===== SUPPLIED INFORMATION =====

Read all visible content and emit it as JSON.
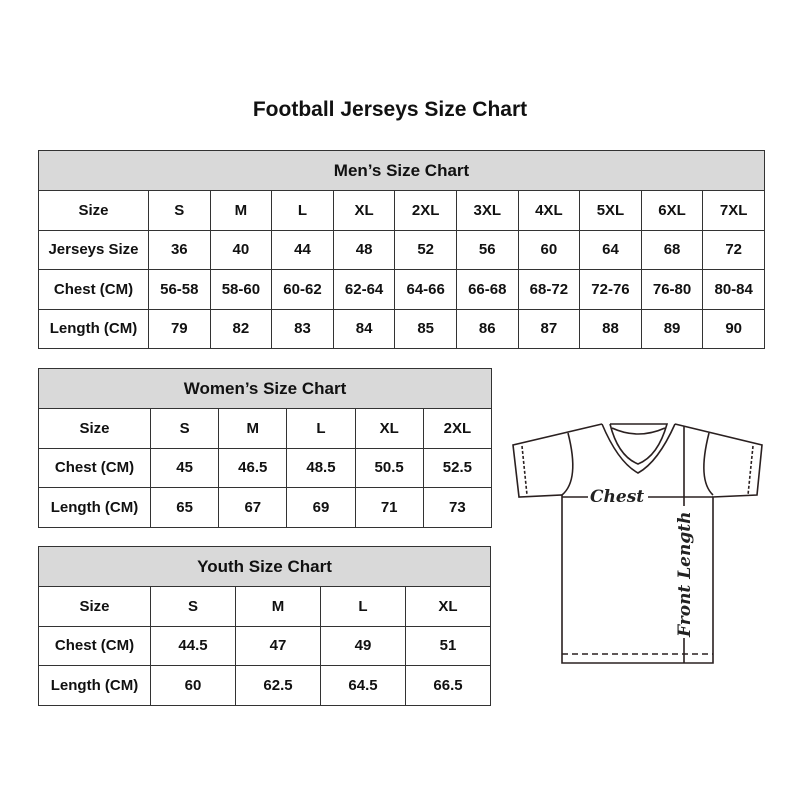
{
  "title": "Football Jerseys Size Chart",
  "men": {
    "title": "Men’s Size Chart",
    "rows": [
      [
        "Size",
        "S",
        "M",
        "L",
        "XL",
        "2XL",
        "3XL",
        "4XL",
        "5XL",
        "6XL",
        "7XL"
      ],
      [
        "Jerseys Size",
        "36",
        "40",
        "44",
        "48",
        "52",
        "56",
        "60",
        "64",
        "68",
        "72"
      ],
      [
        "Chest (CM)",
        "56-58",
        "58-60",
        "60-62",
        "62-64",
        "64-66",
        "66-68",
        "68-72",
        "72-76",
        "76-80",
        "80-84"
      ],
      [
        "Length (CM)",
        "79",
        "82",
        "83",
        "84",
        "85",
        "86",
        "87",
        "88",
        "89",
        "90"
      ]
    ]
  },
  "women": {
    "title": "Women’s Size Chart",
    "rows": [
      [
        "Size",
        "S",
        "M",
        "L",
        "XL",
        "2XL"
      ],
      [
        "Chest (CM)",
        "45",
        "46.5",
        "48.5",
        "50.5",
        "52.5"
      ],
      [
        "Length (CM)",
        "65",
        "67",
        "69",
        "71",
        "73"
      ]
    ]
  },
  "youth": {
    "title": "Youth Size Chart",
    "rows": [
      [
        "Size",
        "S",
        "M",
        "L",
        "XL"
      ],
      [
        "Chest (CM)",
        "44.5",
        "47",
        "49",
        "51"
      ],
      [
        "Length (CM)",
        "60",
        "62.5",
        "64.5",
        "66.5"
      ]
    ]
  },
  "diagram": {
    "chest_label": "Chest",
    "length_label": "Front Length"
  }
}
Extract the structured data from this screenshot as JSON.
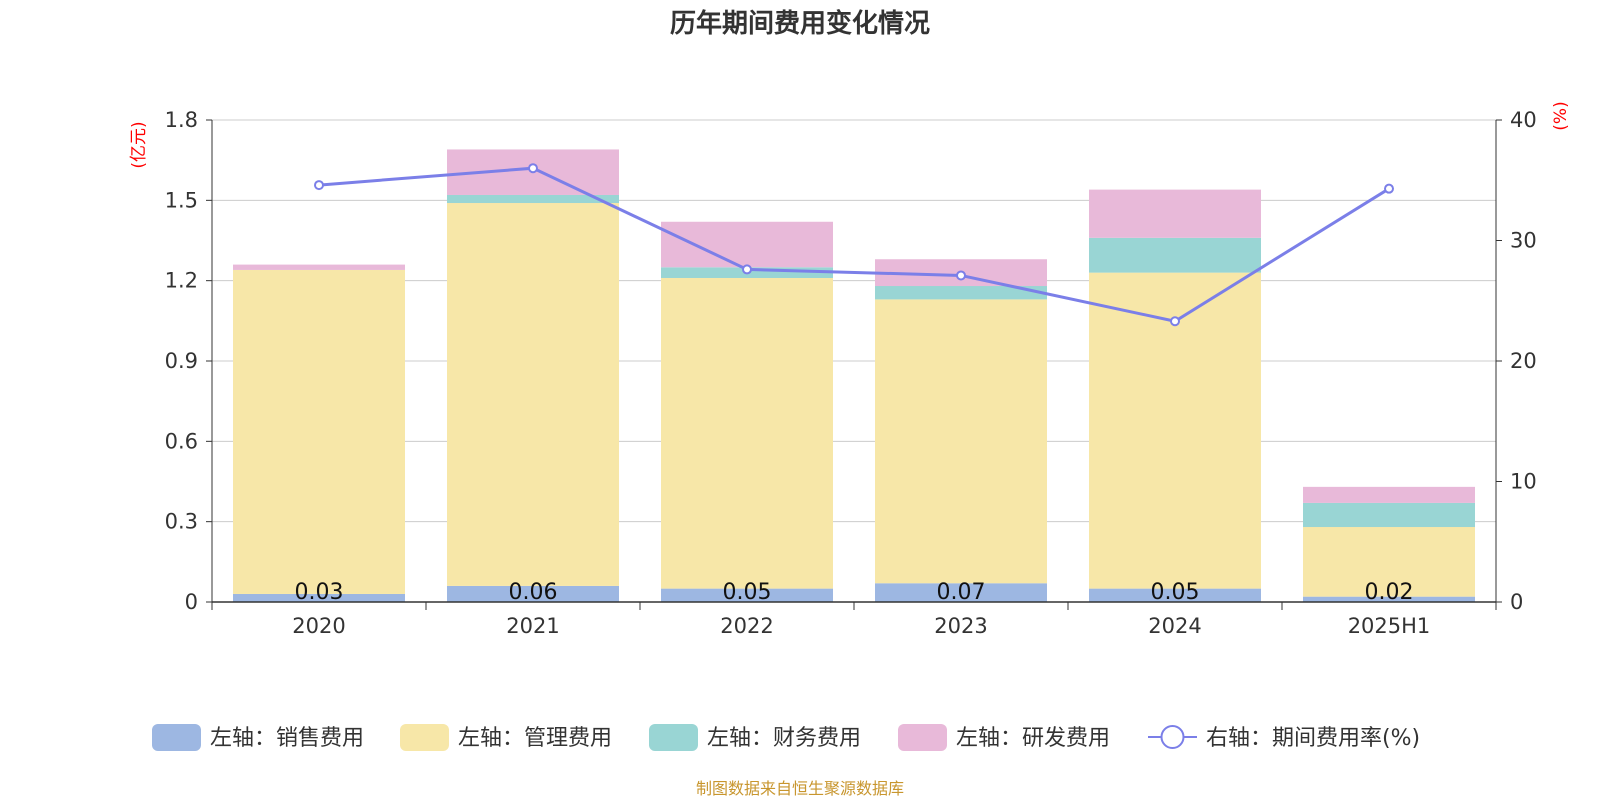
{
  "chart_data": {
    "type": "bar",
    "title": "历年期间费用变化情况",
    "categories": [
      "2020",
      "2021",
      "2022",
      "2023",
      "2024",
      "2025H1"
    ],
    "left_axis": {
      "unit": "(亿元)",
      "ylim": [
        0,
        1.8
      ],
      "ticks": [
        "0",
        "0.3",
        "0.6",
        "0.9",
        "1.2",
        "1.5",
        "1.8"
      ]
    },
    "right_axis": {
      "unit": "(%)",
      "ylim": [
        0,
        40
      ],
      "ticks": [
        "0",
        "10",
        "20",
        "30",
        "40"
      ]
    },
    "series": [
      {
        "name": "左轴：销售费用",
        "type": "bar",
        "axis": "left",
        "color": "#9db7e2",
        "values": [
          0.03,
          0.06,
          0.05,
          0.07,
          0.05,
          0.02
        ],
        "labels": [
          "0.03",
          "0.06",
          "0.05",
          "0.07",
          "0.05",
          "0.02"
        ]
      },
      {
        "name": "左轴：管理费用",
        "type": "bar",
        "axis": "left",
        "color": "#f7e7a8",
        "values": [
          1.21,
          1.43,
          1.16,
          1.06,
          1.18,
          0.26
        ]
      },
      {
        "name": "左轴：财务费用",
        "type": "bar",
        "axis": "left",
        "color": "#99d5d4",
        "values": [
          0.0,
          0.03,
          0.04,
          0.05,
          0.13,
          0.09
        ]
      },
      {
        "name": "左轴：研发费用",
        "type": "bar",
        "axis": "left",
        "color": "#e8b9d9",
        "values": [
          0.02,
          0.17,
          0.17,
          0.1,
          0.18,
          0.06
        ]
      },
      {
        "name": "右轴：期间费用率(%)",
        "type": "line",
        "axis": "right",
        "color": "#7b7fe8",
        "values": [
          34.6,
          36.0,
          27.6,
          27.1,
          23.3,
          34.3
        ]
      }
    ],
    "grid": true,
    "legend": "bottom",
    "stacked": true
  },
  "source_note": "制图数据来自恒生聚源数据库"
}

=====

» SET EXERCISE: Return the material exactly as given, apart from the pictures.

» WRITTEN ANSWER:
Read all visible content and emit it as JSON.
{
  "title": "Football Jerseys Size Chart",
  "men": {
    "title": "Men’s Size Chart",
    "rows": [
      [
        "Size",
        "S",
        "M",
        "L",
        "XL",
        "2XL",
        "3XL",
        "4XL",
        "5XL",
        "6XL",
        "7XL"
      ],
      [
        "Jerseys Size",
        "36",
        "40",
        "44",
        "48",
        "52",
        "56",
        "60",
        "64",
        "68",
        "72"
      ],
      [
        "Chest (CM)",
        "56-58",
        "58-60",
        "60-62",
        "62-64",
        "64-66",
        "66-68",
        "68-72",
        "72-76",
        "76-80",
        "80-84"
      ],
      [
        "Length (CM)",
        "79",
        "82",
        "83",
        "84",
        "85",
        "86",
        "87",
        "88",
        "89",
        "90"
      ]
    ]
  },
  "women": {
    "title": "Women’s Size Chart",
    "rows": [
      [
        "Size",
        "S",
        "M",
        "L",
        "XL",
        "2XL"
      ],
      [
        "Chest (CM)",
        "45",
        "46.5",
        "48.5",
        "50.5",
        "52.5"
      ],
      [
        "Length (CM)",
        "65",
        "67",
        "69",
        "71",
        "73"
      ]
    ]
  },
  "youth": {
    "title": "Youth Size Chart",
    "rows": [
      [
        "Size",
        "S",
        "M",
        "L",
        "XL"
      ],
      [
        "Chest (CM)",
        "44.5",
        "47",
        "49",
        "51"
      ],
      [
        "Length (CM)",
        "60",
        "62.5",
        "64.5",
        "66.5"
      ]
    ]
  },
  "diagram": {
    "chest_label": "Chest",
    "length_label": "Front Length"
  }
}
Extract the structured data from this screenshot as JSON.
{
  "chart_data": {
    "type": "bar",
    "title": "历年期间费用变化情况",
    "categories": [
      "2020",
      "2021",
      "2022",
      "2023",
      "2024",
      "2025H1"
    ],
    "left_axis": {
      "unit": "(亿元)",
      "ylim": [
        0,
        1.8
      ],
      "ticks": [
        "0",
        "0.3",
        "0.6",
        "0.9",
        "1.2",
        "1.5",
        "1.8"
      ]
    },
    "right_axis": {
      "unit": "(%)",
      "ylim": [
        0,
        40
      ],
      "ticks": [
        "0",
        "10",
        "20",
        "30",
        "40"
      ]
    },
    "series": [
      {
        "name": "左轴：销售费用",
        "type": "bar",
        "axis": "left",
        "color": "#9db7e2",
        "values": [
          0.03,
          0.06,
          0.05,
          0.07,
          0.05,
          0.02
        ],
        "labels": [
          "0.03",
          "0.06",
          "0.05",
          "0.07",
          "0.05",
          "0.02"
        ]
      },
      {
        "name": "左轴：管理费用",
        "type": "bar",
        "axis": "left",
        "color": "#f7e7a8",
        "values": [
          1.21,
          1.43,
          1.16,
          1.06,
          1.18,
          0.26
        ]
      },
      {
        "name": "左轴：财务费用",
        "type": "bar",
        "axis": "left",
        "color": "#99d5d4",
        "values": [
          0.0,
          0.03,
          0.04,
          0.05,
          0.13,
          0.09
        ]
      },
      {
        "name": "左轴：研发费用",
        "type": "bar",
        "axis": "left",
        "color": "#e8b9d9",
        "values": [
          0.02,
          0.17,
          0.17,
          0.1,
          0.18,
          0.06
        ]
      },
      {
        "name": "右轴：期间费用率(%)",
        "type": "line",
        "axis": "right",
        "color": "#7b7fe8",
        "values": [
          34.6,
          36.0,
          27.6,
          27.1,
          23.3,
          34.3
        ]
      }
    ],
    "grid": true,
    "legend": "bottom",
    "stacked": true
  },
  "source_note": "制图数据来自恒生聚源数据库"
}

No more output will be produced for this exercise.